* **THE EXERCISE**: Scan the data for "uchun" and copy the lines it appears in.

-- Start EXTRACTED ENTRIES --

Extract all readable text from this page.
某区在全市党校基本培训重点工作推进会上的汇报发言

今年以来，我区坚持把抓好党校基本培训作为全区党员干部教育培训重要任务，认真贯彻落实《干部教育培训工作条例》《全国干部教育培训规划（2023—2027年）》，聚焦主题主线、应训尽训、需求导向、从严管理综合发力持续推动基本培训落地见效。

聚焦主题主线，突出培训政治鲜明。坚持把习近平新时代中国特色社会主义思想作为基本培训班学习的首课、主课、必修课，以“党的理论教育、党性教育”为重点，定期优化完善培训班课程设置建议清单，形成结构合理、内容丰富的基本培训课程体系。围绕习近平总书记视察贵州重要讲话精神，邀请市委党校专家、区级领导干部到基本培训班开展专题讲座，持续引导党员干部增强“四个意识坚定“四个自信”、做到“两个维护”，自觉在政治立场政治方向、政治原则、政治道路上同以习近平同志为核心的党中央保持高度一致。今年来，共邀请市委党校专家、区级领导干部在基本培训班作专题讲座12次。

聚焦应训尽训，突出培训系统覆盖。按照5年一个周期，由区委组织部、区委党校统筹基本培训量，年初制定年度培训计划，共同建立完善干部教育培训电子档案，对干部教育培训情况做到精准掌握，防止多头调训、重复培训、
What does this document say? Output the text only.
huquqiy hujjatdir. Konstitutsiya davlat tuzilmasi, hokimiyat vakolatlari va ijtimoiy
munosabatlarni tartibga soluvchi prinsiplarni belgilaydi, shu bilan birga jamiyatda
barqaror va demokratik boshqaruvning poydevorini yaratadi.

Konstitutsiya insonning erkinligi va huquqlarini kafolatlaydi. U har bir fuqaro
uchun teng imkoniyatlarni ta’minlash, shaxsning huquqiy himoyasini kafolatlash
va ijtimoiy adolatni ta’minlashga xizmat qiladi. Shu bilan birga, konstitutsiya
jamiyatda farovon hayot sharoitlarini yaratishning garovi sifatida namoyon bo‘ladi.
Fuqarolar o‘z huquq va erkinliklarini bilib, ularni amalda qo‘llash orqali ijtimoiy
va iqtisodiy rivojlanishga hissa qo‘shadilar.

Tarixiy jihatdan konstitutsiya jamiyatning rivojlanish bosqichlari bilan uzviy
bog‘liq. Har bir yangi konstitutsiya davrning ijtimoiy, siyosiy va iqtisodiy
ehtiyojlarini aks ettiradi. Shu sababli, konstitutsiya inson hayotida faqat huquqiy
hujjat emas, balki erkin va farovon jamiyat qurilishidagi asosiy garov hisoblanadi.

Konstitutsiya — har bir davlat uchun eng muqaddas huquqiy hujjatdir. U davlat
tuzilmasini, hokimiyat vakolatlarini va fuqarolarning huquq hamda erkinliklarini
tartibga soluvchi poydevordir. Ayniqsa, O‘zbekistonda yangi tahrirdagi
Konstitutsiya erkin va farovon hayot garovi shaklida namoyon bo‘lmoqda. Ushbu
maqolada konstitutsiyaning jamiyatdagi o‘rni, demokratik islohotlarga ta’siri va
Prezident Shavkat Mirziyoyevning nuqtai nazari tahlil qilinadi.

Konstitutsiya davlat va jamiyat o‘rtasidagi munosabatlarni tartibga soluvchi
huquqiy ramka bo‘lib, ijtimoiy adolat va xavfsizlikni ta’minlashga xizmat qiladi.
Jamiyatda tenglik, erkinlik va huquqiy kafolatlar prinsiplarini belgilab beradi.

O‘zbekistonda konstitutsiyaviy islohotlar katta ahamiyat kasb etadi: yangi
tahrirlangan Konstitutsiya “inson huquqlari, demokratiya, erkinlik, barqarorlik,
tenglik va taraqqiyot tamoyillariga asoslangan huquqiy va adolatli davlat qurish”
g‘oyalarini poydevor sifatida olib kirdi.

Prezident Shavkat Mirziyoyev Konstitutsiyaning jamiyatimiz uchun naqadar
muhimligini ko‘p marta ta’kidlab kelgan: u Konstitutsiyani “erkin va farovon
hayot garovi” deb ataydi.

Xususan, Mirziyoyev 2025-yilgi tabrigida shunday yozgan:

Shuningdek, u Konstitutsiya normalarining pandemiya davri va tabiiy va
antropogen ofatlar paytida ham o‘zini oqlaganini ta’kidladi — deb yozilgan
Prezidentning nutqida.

-- End EXTRACTED ENTRIES --

* **OUTPUT**:
uchun teng imkoniyatlarni ta’minlash, shaxsning huquqiy himoyasini kafolatlash
Konstitutsiya — har bir davlat uchun eng muqaddas huquqiy hujjatdir. U davlat
Prezident Shavkat Mirziyoyev Konstitutsiyaning jamiyatimiz uchun naqadar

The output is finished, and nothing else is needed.